- **Work to be completed**
Every line of the records must be repeated exactly; pictures stay out.

----

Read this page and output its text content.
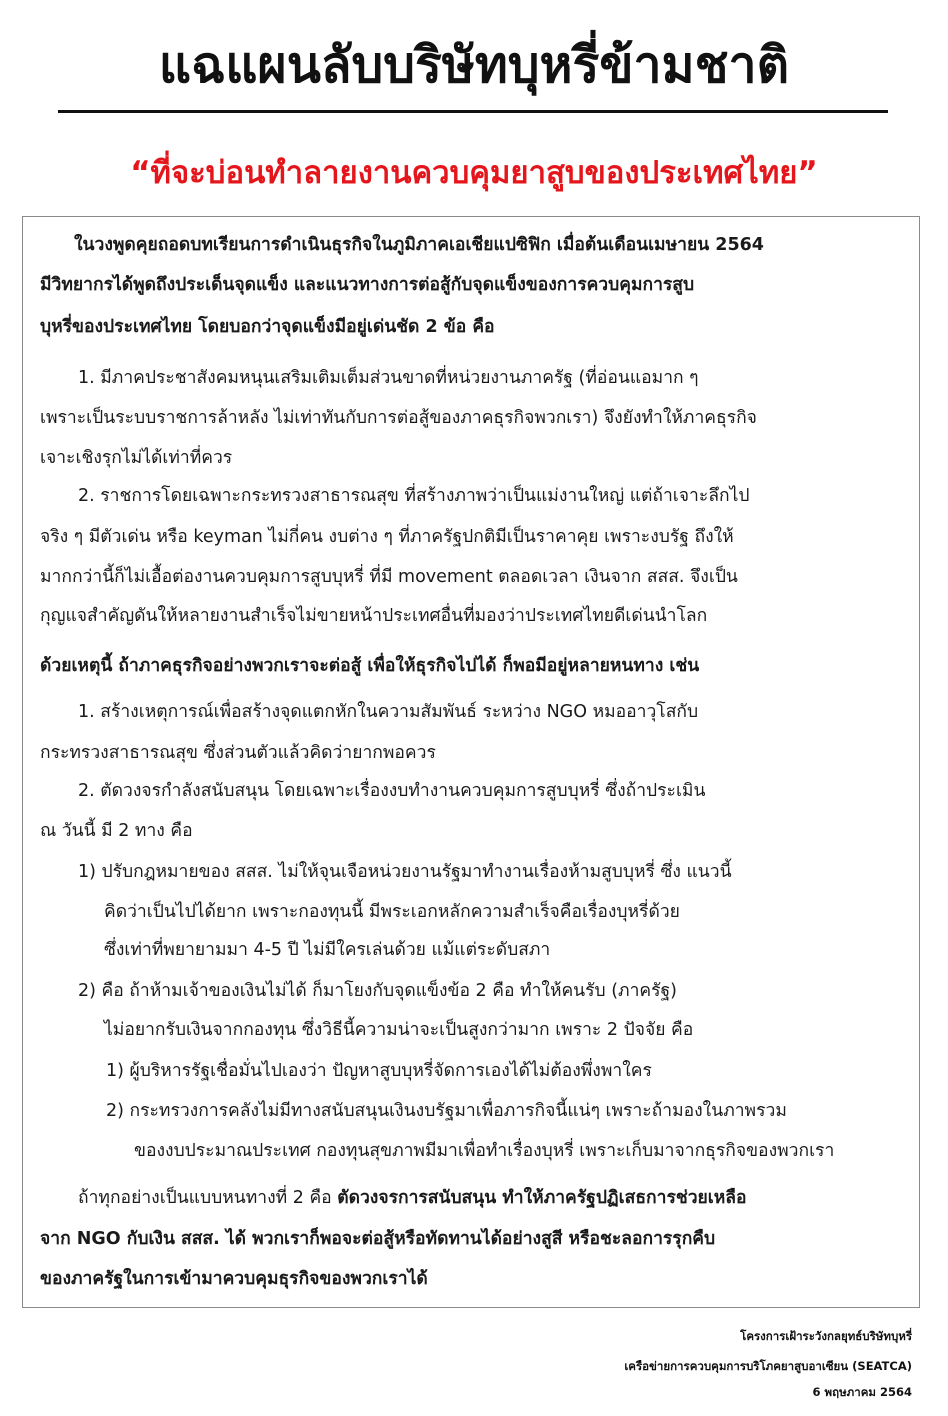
แฉแผนลับบริษัทบุหรี่ข้ามชาติ
“ที่จะบ่อนทำลายงานควบคุมยาสูบของประเทศไทย”
ในวงพูดคุยถอดบทเรียนการดำเนินธุรกิจในภูมิภาคเอเชียแปซิฟิก เมื่อต้นเดือนเมษายน 2564
มีวิทยากรได้พูดถึงประเด็นจุดแข็ง และแนวทางการต่อสู้กับจุดแข็งของการควบคุมการสูบ
บุหรี่ของประเทศไทย โดยบอกว่าจุดแข็งมีอยู่เด่นชัด 2 ข้อ คือ
1. มีภาคประชาสังคมหนุนเสริมเติมเต็มส่วนขาดที่หน่วยงานภาครัฐ (ที่อ่อนแอมาก ๆ
เพราะเป็นระบบราชการล้าหลัง ไม่เท่าทันกับการต่อสู้ของภาคธุรกิจพวกเรา) จึงยังทำให้ภาคธุรกิจ
เจาะเชิงรุกไม่ได้เท่าที่ควร
2. ราชการโดยเฉพาะกระทรวงสาธารณสุข ที่สร้างภาพว่าเป็นแม่งานใหญ่ แต่ถ้าเจาะลึกไป
จริง ๆ มีตัวเด่น หรือ keyman ไม่กี่คน งบต่าง ๆ ที่ภาครัฐปกติมีเป็นราคาคุย เพราะงบรัฐ ถึงให้
มากกว่านี้ก็ไม่เอื้อต่องานควบคุมการสูบบุหรี่ ที่มี movement ตลอดเวลา เงินจาก สสส. จึงเป็น
กุญแจสำคัญดันให้หลายงานสำเร็จไม่ขายหน้าประเทศอื่นที่มองว่าประเทศไทยดีเด่นนำโลก
ด้วยเหตุนี้ ถ้าภาคธุรกิจอย่างพวกเราจะต่อสู้ เพื่อให้ธุรกิจไปได้ ก็พอมีอยู่หลายหนทาง เช่น
1. สร้างเหตุการณ์เพื่อสร้างจุดแตกหักในความสัมพันธ์ ระหว่าง NGO หมออาวุโสกับ
กระทรวงสาธารณสุข ซึ่งส่วนตัวแล้วคิดว่ายากพอควร
2. ตัดวงจรกำลังสนับสนุน โดยเฉพาะเรื่องงบทำงานควบคุมการสูบบุหรี่ ซึ่งถ้าประเมิน
ณ วันนี้ มี 2 ทาง คือ
1) ปรับกฎหมายของ สสส. ไม่ให้จุนเจือหน่วยงานรัฐมาทำงานเรื่องห้ามสูบบุหรี่ ซึ่ง แนวนี้
คิดว่าเป็นไปได้ยาก เพราะกองทุนนี้ มีพระเอกหลักความสำเร็จคือเรื่องบุหรี่ด้วย
ซึ่งเท่าที่พยายามมา 4-5 ปี ไม่มีใครเล่นด้วย แม้แต่ระดับสภา
2) คือ ถ้าห้ามเจ้าของเงินไม่ได้ ก็มาโยงกับจุดแข็งข้อ 2 คือ ทำให้คนรับ (ภาครัฐ)
ไม่อยากรับเงินจากกองทุน ซึ่งวิธีนี้ความน่าจะเป็นสูงกว่ามาก เพราะ 2 ปัจจัย คือ
1) ผู้บริหารรัฐเชื่อมั่นไปเองว่า ปัญหาสูบบุหรี่จัดการเองได้ไม่ต้องพึ่งพาใคร
2) กระทรวงการคลังไม่มีทางสนับสนุนเงินงบรัฐมาเพื่อภารกิจนี้แน่ๆ เพราะถ้ามองในภาพรวม
ของงบประมาณประเทศ กองทุนสุขภาพมีมาเพื่อทำเรื่องบุหรี่ เพราะเก็บมาจากธุรกิจของพวกเรา
ถ้าทุกอย่างเป็นแบบหนทางที่ 2 คือ ตัดวงจรการสนับสนุน ทำให้ภาครัฐปฏิเสธการช่วยเหลือ
จาก NGO กับเงิน สสส. ได้ พวกเราก็พอจะต่อสู้หรือทัดทานได้อย่างสูสี หรือชะลอการรุกคืบ
ของภาครัฐในการเข้ามาควบคุมธุรกิจของพวกเราได้
โครงการเฝ้าระวังกลยุทธ์บริษัทบุหรี่
เครือข่ายการควบคุมการบริโภคยาสูบอาเซียน (SEATCA)
6 พฤษภาคม 2564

----

- **Exercise solution**
Read this page and output its text content.
แฉแผนลับบริษัทบุหรี่ข้ามชาติ
“ที่จะบ่อนทำลายงานควบคุมยาสูบของประเทศไทย”
ในวงพูดคุยถอดบทเรียนการดำเนินธุรกิจในภูมิภาคเอเชียแปซิฟิก เมื่อต้นเดือนเมษายน 2564
มีวิทยากรได้พูดถึงประเด็นจุดแข็ง และแนวทางการต่อสู้กับจุดแข็งของการควบคุมการสูบ
บุหรี่ของประเทศไทย โดยบอกว่าจุดแข็งมีอยู่เด่นชัด 2 ข้อ คือ
1. มีภาคประชาสังคมหนุนเสริมเติมเต็มส่วนขาดที่หน่วยงานภาครัฐ (ที่อ่อนแอมาก ๆ
เพราะเป็นระบบราชการล้าหลัง ไม่เท่าทันกับการต่อสู้ของภาคธุรกิจพวกเรา) จึงยังทำให้ภาคธุรกิจ
เจาะเชิงรุกไม่ได้เท่าที่ควร
2. ราชการโดยเฉพาะกระทรวงสาธารณสุข ที่สร้างภาพว่าเป็นแม่งานใหญ่ แต่ถ้าเจาะลึกไป
จริง ๆ มีตัวเด่น หรือ keyman ไม่กี่คน งบต่าง ๆ ที่ภาครัฐปกติมีเป็นราคาคุย เพราะงบรัฐ ถึงให้
มากกว่านี้ก็ไม่เอื้อต่องานควบคุมการสูบบุหรี่ ที่มี movement ตลอดเวลา เงินจาก สสส. จึงเป็น
กุญแจสำคัญดันให้หลายงานสำเร็จไม่ขายหน้าประเทศอื่นที่มองว่าประเทศไทยดีเด่นนำโลก
ด้วยเหตุนี้ ถ้าภาคธุรกิจอย่างพวกเราจะต่อสู้ เพื่อให้ธุรกิจไปได้ ก็พอมีอยู่หลายหนทาง เช่น
1. สร้างเหตุการณ์เพื่อสร้างจุดแตกหักในความสัมพันธ์ ระหว่าง NGO หมออาวุโสกับ
กระทรวงสาธารณสุข ซึ่งส่วนตัวแล้วคิดว่ายากพอควร
2. ตัดวงจรกำลังสนับสนุน โดยเฉพาะเรื่องงบทำงานควบคุมการสูบบุหรี่ ซึ่งถ้าประเมิน
ณ วันนี้ มี 2 ทาง คือ
1) ปรับกฎหมายของ สสส. ไม่ให้จุนเจือหน่วยงานรัฐมาทำงานเรื่องห้ามสูบบุหรี่ ซึ่ง แนวนี้
คิดว่าเป็นไปได้ยาก เพราะกองทุนนี้ มีพระเอกหลักความสำเร็จคือเรื่องบุหรี่ด้วย
ซึ่งเท่าที่พยายามมา 4-5 ปี ไม่มีใครเล่นด้วย แม้แต่ระดับสภา
2) คือ ถ้าห้ามเจ้าของเงินไม่ได้ ก็มาโยงกับจุดแข็งข้อ 2 คือ ทำให้คนรับ (ภาครัฐ)
ไม่อยากรับเงินจากกองทุน ซึ่งวิธีนี้ความน่าจะเป็นสูงกว่ามาก เพราะ 2 ปัจจัย คือ
1) ผู้บริหารรัฐเชื่อมั่นไปเองว่า ปัญหาสูบบุหรี่จัดการเองได้ไม่ต้องพึ่งพาใคร
2) กระทรวงการคลังไม่มีทางสนับสนุนเงินงบรัฐมาเพื่อภารกิจนี้แน่ๆ เพราะถ้ามองในภาพรวม
ของงบประมาณประเทศ กองทุนสุขภาพมีมาเพื่อทำเรื่องบุหรี่ เพราะเก็บมาจากธุรกิจของพวกเรา
ถ้าทุกอย่างเป็นแบบหนทางที่ 2 คือ ตัดวงจรการสนับสนุน ทำให้ภาครัฐปฏิเสธการช่วยเหลือ
จาก NGO กับเงิน สสส. ได้ พวกเราก็พอจะต่อสู้หรือทัดทานได้อย่างสูสี หรือชะลอการรุกคืบ
ของภาครัฐในการเข้ามาควบคุมธุรกิจของพวกเราได้
โครงการเฝ้าระวังกลยุทธ์บริษัทบุหรี่
เครือข่ายการควบคุมการบริโภคยาสูบอาเซียน (SEATCA)
6 พฤษภาคม 2564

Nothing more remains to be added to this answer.